- **Task prompt**
Each of the entries should be retyped precisely as it appears.

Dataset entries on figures
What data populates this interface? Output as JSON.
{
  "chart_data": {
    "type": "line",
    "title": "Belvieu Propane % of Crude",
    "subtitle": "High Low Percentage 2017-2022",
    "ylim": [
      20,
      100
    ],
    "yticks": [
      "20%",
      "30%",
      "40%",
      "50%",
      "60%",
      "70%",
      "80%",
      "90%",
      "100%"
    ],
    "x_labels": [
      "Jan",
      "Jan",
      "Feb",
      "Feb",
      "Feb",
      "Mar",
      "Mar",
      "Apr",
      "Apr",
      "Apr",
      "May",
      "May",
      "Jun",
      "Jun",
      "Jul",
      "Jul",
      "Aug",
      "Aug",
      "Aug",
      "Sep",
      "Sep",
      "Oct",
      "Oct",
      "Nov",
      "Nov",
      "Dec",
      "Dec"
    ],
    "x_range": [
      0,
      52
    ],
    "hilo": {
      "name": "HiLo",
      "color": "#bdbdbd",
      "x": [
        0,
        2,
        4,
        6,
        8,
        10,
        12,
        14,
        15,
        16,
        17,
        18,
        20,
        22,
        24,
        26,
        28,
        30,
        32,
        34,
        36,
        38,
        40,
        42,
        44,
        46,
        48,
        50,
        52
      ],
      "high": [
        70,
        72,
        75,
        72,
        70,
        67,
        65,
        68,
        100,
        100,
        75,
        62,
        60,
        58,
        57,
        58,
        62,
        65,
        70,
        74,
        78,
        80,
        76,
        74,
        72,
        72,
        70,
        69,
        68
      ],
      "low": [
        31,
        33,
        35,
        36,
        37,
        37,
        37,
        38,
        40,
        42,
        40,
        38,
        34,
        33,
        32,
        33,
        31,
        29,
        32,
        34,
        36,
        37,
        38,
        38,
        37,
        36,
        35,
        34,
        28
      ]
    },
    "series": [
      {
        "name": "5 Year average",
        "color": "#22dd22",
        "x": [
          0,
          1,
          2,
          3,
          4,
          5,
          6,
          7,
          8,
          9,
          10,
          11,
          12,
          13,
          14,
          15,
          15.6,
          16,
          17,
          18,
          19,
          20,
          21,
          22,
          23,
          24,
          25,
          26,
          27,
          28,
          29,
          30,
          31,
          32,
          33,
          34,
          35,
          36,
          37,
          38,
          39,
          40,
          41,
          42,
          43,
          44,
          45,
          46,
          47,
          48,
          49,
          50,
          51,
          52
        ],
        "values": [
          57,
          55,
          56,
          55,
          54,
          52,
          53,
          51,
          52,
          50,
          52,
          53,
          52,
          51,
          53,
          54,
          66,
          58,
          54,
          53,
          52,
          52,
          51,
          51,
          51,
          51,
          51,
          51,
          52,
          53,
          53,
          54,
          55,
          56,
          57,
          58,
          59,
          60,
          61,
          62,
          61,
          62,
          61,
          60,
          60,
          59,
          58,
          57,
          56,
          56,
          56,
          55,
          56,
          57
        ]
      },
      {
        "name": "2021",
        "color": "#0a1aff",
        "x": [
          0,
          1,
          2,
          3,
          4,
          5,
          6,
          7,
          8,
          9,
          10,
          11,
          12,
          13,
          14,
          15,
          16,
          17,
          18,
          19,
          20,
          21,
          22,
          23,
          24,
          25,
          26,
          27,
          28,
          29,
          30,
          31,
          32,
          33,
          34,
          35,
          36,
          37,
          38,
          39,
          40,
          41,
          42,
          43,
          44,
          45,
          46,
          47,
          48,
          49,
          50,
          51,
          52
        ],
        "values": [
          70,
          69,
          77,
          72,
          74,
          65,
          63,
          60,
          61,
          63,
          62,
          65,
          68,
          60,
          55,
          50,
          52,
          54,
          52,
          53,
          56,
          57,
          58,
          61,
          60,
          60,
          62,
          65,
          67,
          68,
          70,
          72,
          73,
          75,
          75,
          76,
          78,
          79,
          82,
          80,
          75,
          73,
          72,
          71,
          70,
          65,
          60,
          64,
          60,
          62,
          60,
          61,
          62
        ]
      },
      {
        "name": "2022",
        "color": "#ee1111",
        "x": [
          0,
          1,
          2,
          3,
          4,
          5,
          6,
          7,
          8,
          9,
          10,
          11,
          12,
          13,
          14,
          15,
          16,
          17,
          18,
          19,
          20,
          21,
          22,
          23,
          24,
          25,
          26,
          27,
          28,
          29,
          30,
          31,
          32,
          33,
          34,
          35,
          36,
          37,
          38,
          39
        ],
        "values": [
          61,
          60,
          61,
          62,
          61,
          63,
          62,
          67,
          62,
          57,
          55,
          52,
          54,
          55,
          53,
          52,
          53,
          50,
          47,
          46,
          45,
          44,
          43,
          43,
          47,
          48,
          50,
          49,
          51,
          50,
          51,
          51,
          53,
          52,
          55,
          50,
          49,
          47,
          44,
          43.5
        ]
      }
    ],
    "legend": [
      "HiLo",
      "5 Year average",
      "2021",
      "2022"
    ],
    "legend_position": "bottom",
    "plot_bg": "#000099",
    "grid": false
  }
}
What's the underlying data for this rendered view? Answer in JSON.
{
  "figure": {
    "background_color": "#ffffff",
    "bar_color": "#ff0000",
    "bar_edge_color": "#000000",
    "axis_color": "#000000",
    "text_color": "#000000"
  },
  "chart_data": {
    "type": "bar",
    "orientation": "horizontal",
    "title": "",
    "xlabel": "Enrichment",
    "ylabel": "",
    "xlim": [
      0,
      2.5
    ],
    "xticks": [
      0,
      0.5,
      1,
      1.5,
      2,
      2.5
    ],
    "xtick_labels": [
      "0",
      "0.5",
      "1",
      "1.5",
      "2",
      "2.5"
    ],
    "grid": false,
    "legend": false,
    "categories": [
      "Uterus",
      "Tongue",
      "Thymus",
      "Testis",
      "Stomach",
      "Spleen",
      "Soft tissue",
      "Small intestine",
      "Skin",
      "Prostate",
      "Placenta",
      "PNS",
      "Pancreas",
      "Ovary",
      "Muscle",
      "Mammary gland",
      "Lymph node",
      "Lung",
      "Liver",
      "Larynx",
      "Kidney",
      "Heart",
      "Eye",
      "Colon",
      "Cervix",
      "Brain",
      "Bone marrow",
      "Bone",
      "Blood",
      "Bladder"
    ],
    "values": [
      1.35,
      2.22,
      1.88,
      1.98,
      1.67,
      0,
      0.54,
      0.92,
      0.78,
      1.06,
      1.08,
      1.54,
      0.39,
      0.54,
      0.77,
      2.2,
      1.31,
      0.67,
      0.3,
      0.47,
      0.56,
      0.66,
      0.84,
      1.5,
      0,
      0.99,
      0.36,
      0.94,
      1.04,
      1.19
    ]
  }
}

- **Task response**
What data populates this interface? Output as JSON.
{
  "chart_data": {
    "type": "line",
    "title": "Belvieu Propane % of Crude",
    "subtitle": "High Low Percentage 2017-2022",
    "ylim": [
      20,
      100
    ],
    "yticks": [
      "20%",
      "30%",
      "40%",
      "50%",
      "60%",
      "70%",
      "80%",
      "90%",
      "100%"
    ],
    "x_labels": [
      "Jan",
      "Jan",
      "Feb",
      "Feb",
      "Feb",
      "Mar",
      "Mar",
      "Apr",
      "Apr",
      "Apr",
      "May",
      "May",
      "Jun",
      "Jun",
      "Jul",
      "Jul",
      "Aug",
      "Aug",
      "Aug",
      "Sep",
      "Sep",
      "Oct",
      "Oct",
      "Nov",
      "Nov",
      "Dec",
      "Dec"
    ],
    "x_range": [
      0,
      52
    ],
    "hilo": {
      "name": "HiLo",
      "color": "#bdbdbd",
      "x": [
        0,
        2,
        4,
        6,
        8,
        10,
        12,
        14,
        15,
        16,
        17,
        18,
        20,
        22,
        24,
        26,
        28,
        30,
        32,
        34,
        36,
        38,
        40,
        42,
        44,
        46,
        48,
        50,
        52
      ],
      "high": [
        70,
        72,
        75,
        72,
        70,
        67,
        65,
        68,
        100,
        100,
        75,
        62,
        60,
        58,
        57,
        58,
        62,
        65,
        70,
        74,
        78,
        80,
        76,
        74,
        72,
        72,
        70,
        69,
        68
      ],
      "low": [
        31,
        33,
        35,
        36,
        37,
        37,
        37,
        38,
        40,
        42,
        40,
        38,
        34,
        33,
        32,
        33,
        31,
        29,
        32,
        34,
        36,
        37,
        38,
        38,
        37,
        36,
        35,
        34,
        28
      ]
    },
    "series": [
      {
        "name": "5 Year average",
        "color": "#22dd22",
        "x": [
          0,
          1,
          2,
          3,
          4,
          5,
          6,
          7,
          8,
          9,
          10,
          11,
          12,
          13,
          14,
          15,
          15.6,
          16,
          17,
          18,
          19,
          20,
          21,
          22,
          23,
          24,
          25,
          26,
          27,
          28,
          29,
          30,
          31,
          32,
          33,
          34,
          35,
          36,
          37,
          38,
          39,
          40,
          41,
          42,
          43,
          44,
          45,
          46,
          47,
          48,
          49,
          50,
          51,
          52
        ],
        "values": [
          57,
          55,
          56,
          55,
          54,
          52,
          53,
          51,
          52,
          50,
          52,
          53,
          52,
          51,
          53,
          54,
          66,
          58,
          54,
          53,
          52,
          52,
          51,
          51,
          51,
          51,
          51,
          51,
          52,
          53,
          53,
          54,
          55,
          56,
          57,
          58,
          59,
          60,
          61,
          62,
          61,
          62,
          61,
          60,
          60,
          59,
          58,
          57,
          56,
          56,
          56,
          55,
          56,
          57
        ]
      },
      {
        "name": "2021",
        "color": "#0a1aff",
        "x": [
          0,
          1,
          2,
          3,
          4,
          5,
          6,
          7,
          8,
          9,
          10,
          11,
          12,
          13,
          14,
          15,
          16,
          17,
          18,
          19,
          20,
          21,
          22,
          23,
          24,
          25,
          26,
          27,
          28,
          29,
          30,
          31,
          32,
          33,
          34,
          35,
          36,
          37,
          38,
          39,
          40,
          41,
          42,
          43,
          44,
          45,
          46,
          47,
          48,
          49,
          50,
          51,
          52
        ],
        "values": [
          70,
          69,
          77,
          72,
          74,
          65,
          63,
          60,
          61,
          63,
          62,
          65,
          68,
          60,
          55,
          50,
          52,
          54,
          52,
          53,
          56,
          57,
          58,
          61,
          60,
          60,
          62,
          65,
          67,
          68,
          70,
          72,
          73,
          75,
          75,
          76,
          78,
          79,
          82,
          80,
          75,
          73,
          72,
          71,
          70,
          65,
          60,
          64,
          60,
          62,
          60,
          61,
          62
        ]
      },
      {
        "name": "2022",
        "color": "#ee1111",
        "x": [
          0,
          1,
          2,
          3,
          4,
          5,
          6,
          7,
          8,
          9,
          10,
          11,
          12,
          13,
          14,
          15,
          16,
          17,
          18,
          19,
          20,
          21,
          22,
          23,
          24,
          25,
          26,
          27,
          28,
          29,
          30,
          31,
          32,
          33,
          34,
          35,
          36,
          37,
          38,
          39
        ],
        "values": [
          61,
          60,
          61,
          62,
          61,
          63,
          62,
          67,
          62,
          57,
          55,
          52,
          54,
          55,
          53,
          52,
          53,
          50,
          47,
          46,
          45,
          44,
          43,
          43,
          47,
          48,
          50,
          49,
          51,
          50,
          51,
          51,
          53,
          52,
          55,
          50,
          49,
          47,
          44,
          43.5
        ]
      }
    ],
    "legend": [
      "HiLo",
      "5 Year average",
      "2021",
      "2022"
    ],
    "legend_position": "bottom",
    "plot_bg": "#000099",
    "grid": false
  }
}
What's the underlying data for this rendered view? Answer in JSON.
{
  "figure": {
    "background_color": "#ffffff",
    "bar_color": "#ff0000",
    "bar_edge_color": "#000000",
    "axis_color": "#000000",
    "text_color": "#000000"
  },
  "chart_data": {
    "type": "bar",
    "orientation": "horizontal",
    "title": "",
    "xlabel": "Enrichment",
    "ylabel": "",
    "xlim": [
      0,
      2.5
    ],
    "xticks": [
      0,
      0.5,
      1,
      1.5,
      2,
      2.5
    ],
    "xtick_labels": [
      "0",
      "0.5",
      "1",
      "1.5",
      "2",
      "2.5"
    ],
    "grid": false,
    "legend": false,
    "categories": [
      "Uterus",
      "Tongue",
      "Thymus",
      "Testis",
      "Stomach",
      "Spleen",
      "Soft tissue",
      "Small intestine",
      "Skin",
      "Prostate",
      "Placenta",
      "PNS",
      "Pancreas",
      "Ovary",
      "Muscle",
      "Mammary gland",
      "Lymph node",
      "Lung",
      "Liver",
      "Larynx",
      "Kidney",
      "Heart",
      "Eye",
      "Colon",
      "Cervix",
      "Brain",
      "Bone marrow",
      "Bone",
      "Blood",
      "Bladder"
    ],
    "values": [
      1.35,
      2.22,
      1.88,
      1.98,
      1.67,
      0,
      0.54,
      0.92,
      0.78,
      1.06,
      1.08,
      1.54,
      0.39,
      0.54,
      0.77,
      2.2,
      1.31,
      0.67,
      0.3,
      0.47,
      0.56,
      0.66,
      0.84,
      1.5,
      0,
      0.99,
      0.36,
      0.94,
      1.04,
      1.19
    ]
  }
}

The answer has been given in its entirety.